[Begin Input rows]
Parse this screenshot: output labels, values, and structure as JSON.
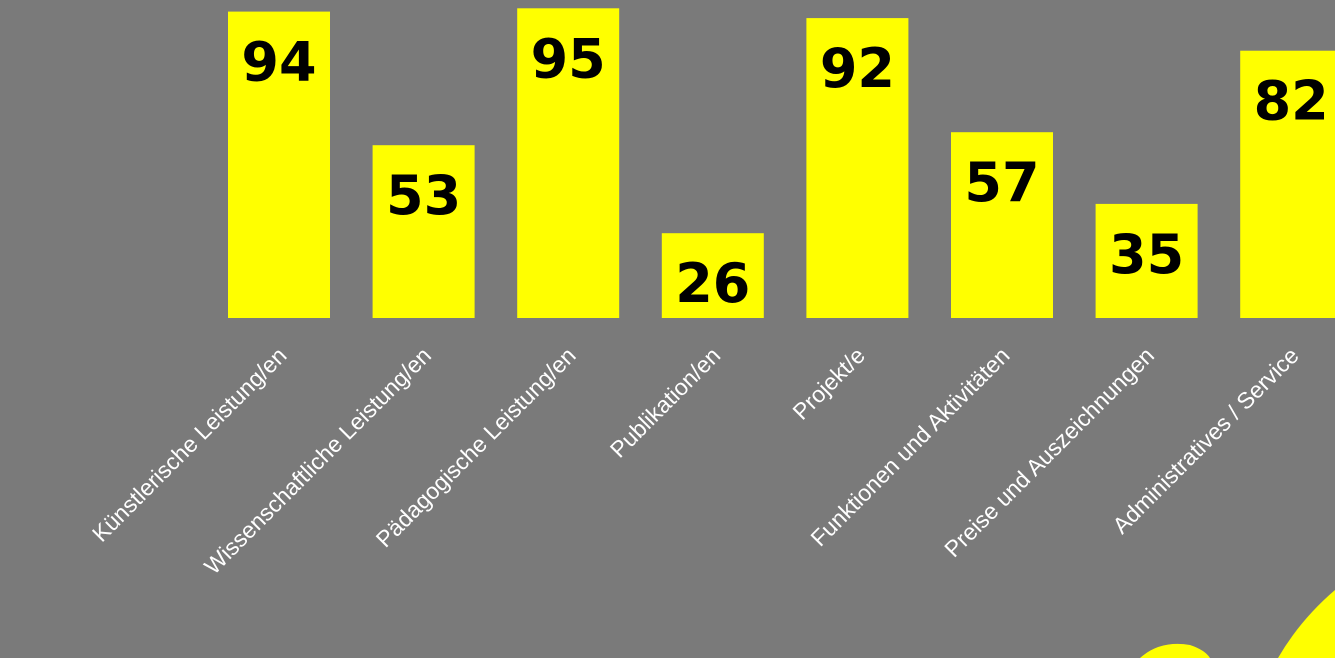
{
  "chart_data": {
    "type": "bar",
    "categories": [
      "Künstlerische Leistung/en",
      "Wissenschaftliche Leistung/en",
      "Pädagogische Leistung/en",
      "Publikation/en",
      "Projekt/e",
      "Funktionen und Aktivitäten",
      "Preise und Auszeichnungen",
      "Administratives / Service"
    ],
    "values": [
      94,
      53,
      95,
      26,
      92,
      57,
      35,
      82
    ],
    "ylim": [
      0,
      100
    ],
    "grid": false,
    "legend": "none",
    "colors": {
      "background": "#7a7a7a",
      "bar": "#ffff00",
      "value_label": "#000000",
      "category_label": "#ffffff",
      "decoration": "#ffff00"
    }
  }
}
[End Input rows]
» **Problem statement**
From the material, report only how many lines include the word "values".

» **Answer in full**
2